## start PROVIDED MATERIAL
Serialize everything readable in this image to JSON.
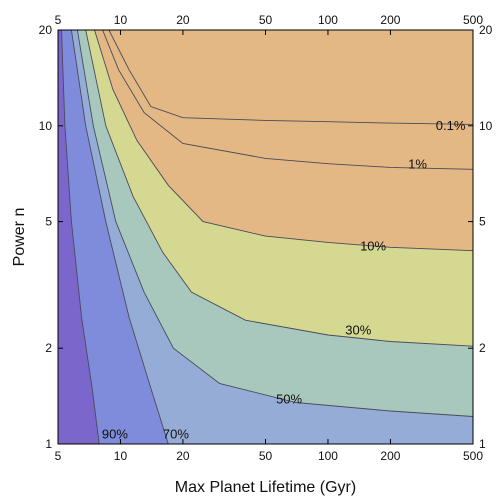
{
  "chart_data": {
    "type": "contour",
    "xlabel": "Max Planet Lifetime (Gyr)",
    "ylabel": "Power n",
    "xscale": "log",
    "yscale": "log",
    "xlim": [
      5,
      500
    ],
    "ylim": [
      1,
      20
    ],
    "x_ticks": [
      5,
      10,
      20,
      50,
      100,
      200,
      500
    ],
    "x_tick_labels": [
      "5",
      "10",
      "20",
      "50",
      "100",
      "200",
      "500"
    ],
    "y_ticks": [
      1,
      2,
      5,
      10,
      20
    ],
    "y_tick_labels": [
      "1",
      "2",
      "5",
      "10",
      "20"
    ],
    "grid": false,
    "regions_bottom_to_top": [
      "#7b66cc",
      "#7f8cdc",
      "#95acd6",
      "#a8c8bd",
      "#d4d890",
      "#e4b884"
    ],
    "contours": [
      {
        "label": "90%",
        "label_at": {
          "x": 9.4,
          "y": 1.07
        },
        "points": [
          [
            5.2,
            20
          ],
          [
            5.4,
            10
          ],
          [
            5.8,
            5
          ],
          [
            6.5,
            2.5
          ],
          [
            7.3,
            1.5
          ],
          [
            7.9,
            1
          ]
        ]
      },
      {
        "label": "70%",
        "label_at": {
          "x": 18.5,
          "y": 1.07
        },
        "points": [
          [
            5.8,
            20
          ],
          [
            6.8,
            10
          ],
          [
            8.5,
            5
          ],
          [
            11,
            2.5
          ],
          [
            14,
            1.5
          ],
          [
            17,
            1
          ]
        ]
      },
      {
        "label": "50%",
        "label_at": {
          "x": 65,
          "y": 1.38
        },
        "points": [
          [
            6.2,
            20
          ],
          [
            7.4,
            10
          ],
          [
            9.5,
            5
          ],
          [
            13,
            3
          ],
          [
            18,
            2
          ],
          [
            30,
            1.55
          ],
          [
            70,
            1.35
          ],
          [
            200,
            1.27
          ],
          [
            500,
            1.22
          ]
        ]
      },
      {
        "label": "30%",
        "label_at": {
          "x": 140,
          "y": 2.27
        },
        "points": [
          [
            6.8,
            20
          ],
          [
            8.5,
            10
          ],
          [
            11.5,
            6
          ],
          [
            16,
            4
          ],
          [
            22,
            3
          ],
          [
            40,
            2.45
          ],
          [
            100,
            2.2
          ],
          [
            200,
            2.1
          ],
          [
            500,
            2.03
          ]
        ]
      },
      {
        "label": "10%",
        "label_at": {
          "x": 165,
          "y": 4.18
        },
        "points": [
          [
            7.5,
            20
          ],
          [
            9.2,
            13
          ],
          [
            12,
            9
          ],
          [
            17,
            6.5
          ],
          [
            25,
            5
          ],
          [
            50,
            4.5
          ],
          [
            100,
            4.3
          ],
          [
            200,
            4.15
          ],
          [
            500,
            4.05
          ]
        ]
      },
      {
        "label": "1%",
        "label_at": {
          "x": 270,
          "y": 7.55
        },
        "points": [
          [
            8.2,
            20
          ],
          [
            9.8,
            15
          ],
          [
            13,
            11
          ],
          [
            20,
            8.8
          ],
          [
            50,
            7.9
          ],
          [
            100,
            7.6
          ],
          [
            200,
            7.4
          ],
          [
            500,
            7.3
          ]
        ]
      },
      {
        "label": "0.1%",
        "label_at": {
          "x": 390,
          "y": 10.0
        },
        "points": [
          [
            8.8,
            20
          ],
          [
            11,
            15
          ],
          [
            14,
            11.5
          ],
          [
            20,
            10.6
          ],
          [
            50,
            10.4
          ],
          [
            100,
            10.3
          ],
          [
            200,
            10.2
          ],
          [
            500,
            10.1
          ]
        ]
      }
    ]
  }
}
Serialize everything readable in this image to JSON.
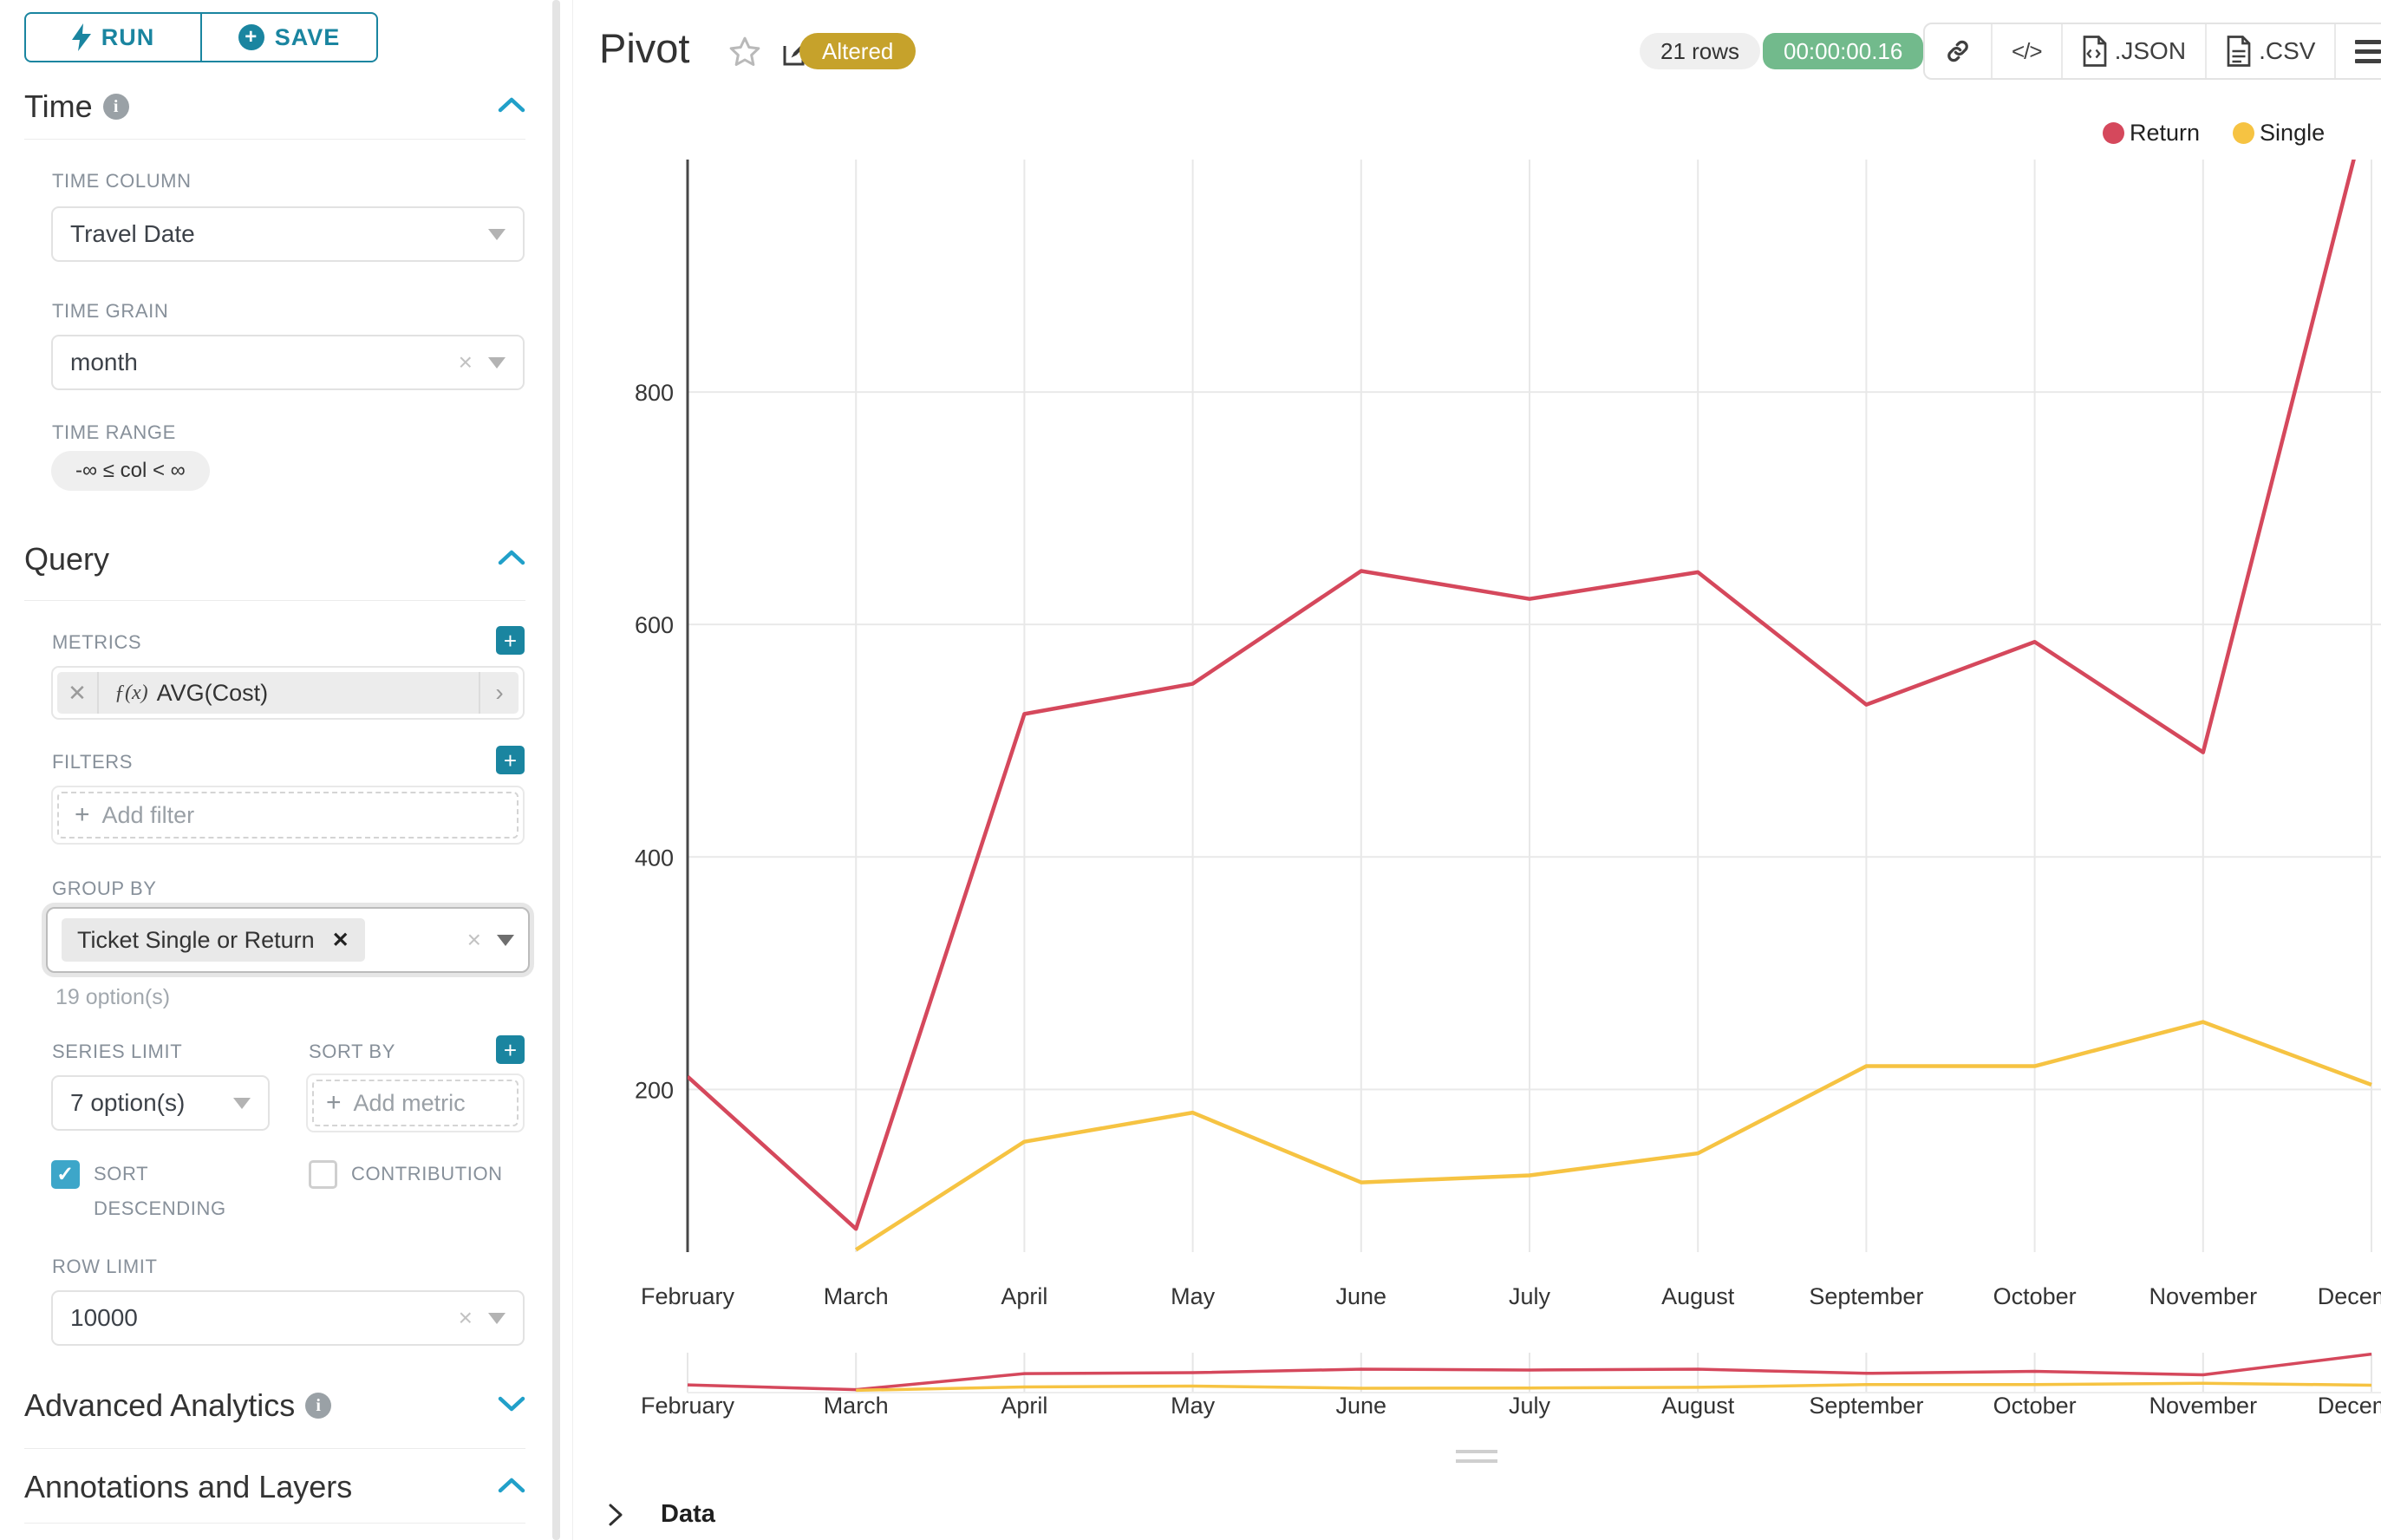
{
  "colors": {
    "primary_teal": "#1a85a0",
    "chevron_blue": "#21a0c9",
    "checkbox_teal": "#3da6c9",
    "altered_gold": "#c6a22b",
    "timer_green": "#72ba8c",
    "return_red": "#d5485c",
    "single_yellow": "#f6c342"
  },
  "sidebar": {
    "run_label": "RUN",
    "save_label": "SAVE",
    "time": {
      "title": "Time",
      "column_label": "TIME COLUMN",
      "column_value": "Travel Date",
      "grain_label": "TIME GRAIN",
      "grain_value": "month",
      "range_label": "TIME RANGE",
      "range_value": "-∞ ≤ col < ∞"
    },
    "query": {
      "title": "Query",
      "metrics_label": "METRICS",
      "metric_fx": "ƒ(x)",
      "metric_value": "AVG(Cost)",
      "filters_label": "FILTERS",
      "add_filter_label": "Add filter",
      "group_by_label": "GROUP BY",
      "group_by_chip": "Ticket Single or Return",
      "group_by_hint": "19 option(s)",
      "series_limit_label": "SERIES LIMIT",
      "series_limit_value": "7 option(s)",
      "sort_by_label": "SORT BY",
      "add_metric_label": "Add metric",
      "sort_descending_label": "SORT DESCENDING",
      "contribution_label": "CONTRIBUTION",
      "row_limit_label": "ROW LIMIT",
      "row_limit_value": "10000"
    },
    "advanced_title": "Advanced Analytics",
    "annotations_title": "Annotations and Layers"
  },
  "header": {
    "title": "Pivot",
    "altered_badge": "Altered",
    "rows_badge": "21 rows",
    "timer_badge": "00:00:00.16",
    "json_label": ".JSON",
    "csv_label": ".CSV"
  },
  "data_panel": {
    "title": "Data"
  },
  "chart_data": {
    "type": "line",
    "title": "Pivot",
    "categories": [
      "February",
      "March",
      "April",
      "May",
      "June",
      "July",
      "August",
      "September",
      "October",
      "November",
      "December"
    ],
    "series": [
      {
        "name": "Return",
        "color": "#d5485c",
        "values": [
          211,
          80,
          523,
          549,
          646,
          622,
          645,
          531,
          585,
          490,
          1060
        ]
      },
      {
        "name": "Single",
        "color": "#f6c342",
        "values": [
          null,
          62,
          155,
          180,
          120,
          126,
          145,
          220,
          220,
          258,
          204
        ]
      }
    ],
    "xlabel": "",
    "ylabel": "",
    "ylim": [
      60,
      1000
    ],
    "yticks": [
      200,
      400,
      600,
      800
    ],
    "grid": true,
    "legend_position": "top-right",
    "has_mini_preview": true
  }
}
## end PROVIDED MATERIAL
PROBLEM DETAILS:
Please write out all the data again word for word, but not the pictures.

ANSWER TO THE EXERCISE:
Serialize everything readable in this image to JSON.
{
  "chart_data": {
    "type": "contour",
    "xlabel": "Max Planet Lifetime (Gyr)",
    "ylabel": "Power n",
    "xscale": "log",
    "yscale": "log",
    "xlim": [
      5,
      500
    ],
    "ylim": [
      1,
      20
    ],
    "x_ticks": [
      5,
      10,
      20,
      50,
      100,
      200,
      500
    ],
    "x_tick_labels": [
      "5",
      "10",
      "20",
      "50",
      "100",
      "200",
      "500"
    ],
    "y_ticks": [
      1,
      2,
      5,
      10,
      20
    ],
    "y_tick_labels": [
      "1",
      "2",
      "5",
      "10",
      "20"
    ],
    "grid": false,
    "regions_bottom_to_top": [
      "#7b66cc",
      "#7f8cdc",
      "#95acd6",
      "#a8c8bd",
      "#d4d890",
      "#e4b884"
    ],
    "contours": [
      {
        "label": "90%",
        "label_at": {
          "x": 9.4,
          "y": 1.07
        },
        "points": [
          [
            5.2,
            20
          ],
          [
            5.4,
            10
          ],
          [
            5.8,
            5
          ],
          [
            6.5,
            2.5
          ],
          [
            7.3,
            1.5
          ],
          [
            7.9,
            1
          ]
        ]
      },
      {
        "label": "70%",
        "label_at": {
          "x": 18.5,
          "y": 1.07
        },
        "points": [
          [
            5.8,
            20
          ],
          [
            6.8,
            10
          ],
          [
            8.5,
            5
          ],
          [
            11,
            2.5
          ],
          [
            14,
            1.5
          ],
          [
            17,
            1
          ]
        ]
      },
      {
        "label": "50%",
        "label_at": {
          "x": 65,
          "y": 1.38
        },
        "points": [
          [
            6.2,
            20
          ],
          [
            7.4,
            10
          ],
          [
            9.5,
            5
          ],
          [
            13,
            3
          ],
          [
            18,
            2
          ],
          [
            30,
            1.55
          ],
          [
            70,
            1.35
          ],
          [
            200,
            1.27
          ],
          [
            500,
            1.22
          ]
        ]
      },
      {
        "label": "30%",
        "label_at": {
          "x": 140,
          "y": 2.27
        },
        "points": [
          [
            6.8,
            20
          ],
          [
            8.5,
            10
          ],
          [
            11.5,
            6
          ],
          [
            16,
            4
          ],
          [
            22,
            3
          ],
          [
            40,
            2.45
          ],
          [
            100,
            2.2
          ],
          [
            200,
            2.1
          ],
          [
            500,
            2.03
          ]
        ]
      },
      {
        "label": "10%",
        "label_at": {
          "x": 165,
          "y": 4.18
        },
        "points": [
          [
            7.5,
            20
          ],
          [
            9.2,
            13
          ],
          [
            12,
            9
          ],
          [
            17,
            6.5
          ],
          [
            25,
            5
          ],
          [
            50,
            4.5
          ],
          [
            100,
            4.3
          ],
          [
            200,
            4.15
          ],
          [
            500,
            4.05
          ]
        ]
      },
      {
        "label": "1%",
        "label_at": {
          "x": 270,
          "y": 7.55
        },
        "points": [
          [
            8.2,
            20
          ],
          [
            9.8,
            15
          ],
          [
            13,
            11
          ],
          [
            20,
            8.8
          ],
          [
            50,
            7.9
          ],
          [
            100,
            7.6
          ],
          [
            200,
            7.4
          ],
          [
            500,
            7.3
          ]
        ]
      },
      {
        "label": "0.1%",
        "label_at": {
          "x": 390,
          "y": 10.0
        },
        "points": [
          [
            8.8,
            20
          ],
          [
            11,
            15
          ],
          [
            14,
            11.5
          ],
          [
            20,
            10.6
          ],
          [
            50,
            10.4
          ],
          [
            100,
            10.3
          ],
          [
            200,
            10.2
          ],
          [
            500,
            10.1
          ]
        ]
      }
    ]
  }
}
Serialize everything readable in this image to JSON.
{
  "colors": {
    "primary_teal": "#1a85a0",
    "chevron_blue": "#21a0c9",
    "checkbox_teal": "#3da6c9",
    "altered_gold": "#c6a22b",
    "timer_green": "#72ba8c",
    "return_red": "#d5485c",
    "single_yellow": "#f6c342"
  },
  "sidebar": {
    "run_label": "RUN",
    "save_label": "SAVE",
    "time": {
      "title": "Time",
      "column_label": "TIME COLUMN",
      "column_value": "Travel Date",
      "grain_label": "TIME GRAIN",
      "grain_value": "month",
      "range_label": "TIME RANGE",
      "range_value": "-∞ ≤ col < ∞"
    },
    "query": {
      "title": "Query",
      "metrics_label": "METRICS",
      "metric_fx": "ƒ(x)",
      "metric_value": "AVG(Cost)",
      "filters_label": "FILTERS",
      "add_filter_label": "Add filter",
      "group_by_label": "GROUP BY",
      "group_by_chip": "Ticket Single or Return",
      "group_by_hint": "19 option(s)",
      "series_limit_label": "SERIES LIMIT",
      "series_limit_value": "7 option(s)",
      "sort_by_label": "SORT BY",
      "add_metric_label": "Add metric",
      "sort_descending_label": "SORT DESCENDING",
      "contribution_label": "CONTRIBUTION",
      "row_limit_label": "ROW LIMIT",
      "row_limit_value": "10000"
    },
    "advanced_title": "Advanced Analytics",
    "annotations_title": "Annotations and Layers"
  },
  "header": {
    "title": "Pivot",
    "altered_badge": "Altered",
    "rows_badge": "21 rows",
    "timer_badge": "00:00:00.16",
    "json_label": ".JSON",
    "csv_label": ".CSV"
  },
  "data_panel": {
    "title": "Data"
  },
  "chart_data": {
    "type": "line",
    "title": "Pivot",
    "categories": [
      "February",
      "March",
      "April",
      "May",
      "June",
      "July",
      "August",
      "September",
      "October",
      "November",
      "December"
    ],
    "series": [
      {
        "name": "Return",
        "color": "#d5485c",
        "values": [
          211,
          80,
          523,
          549,
          646,
          622,
          645,
          531,
          585,
          490,
          1060
        ]
      },
      {
        "name": "Single",
        "color": "#f6c342",
        "values": [
          null,
          62,
          155,
          180,
          120,
          126,
          145,
          220,
          220,
          258,
          204
        ]
      }
    ],
    "xlabel": "",
    "ylabel": "",
    "ylim": [
      60,
      1000
    ],
    "yticks": [
      200,
      400,
      600,
      800
    ],
    "grid": true,
    "legend_position": "top-right",
    "has_mini_preview": true
  }
}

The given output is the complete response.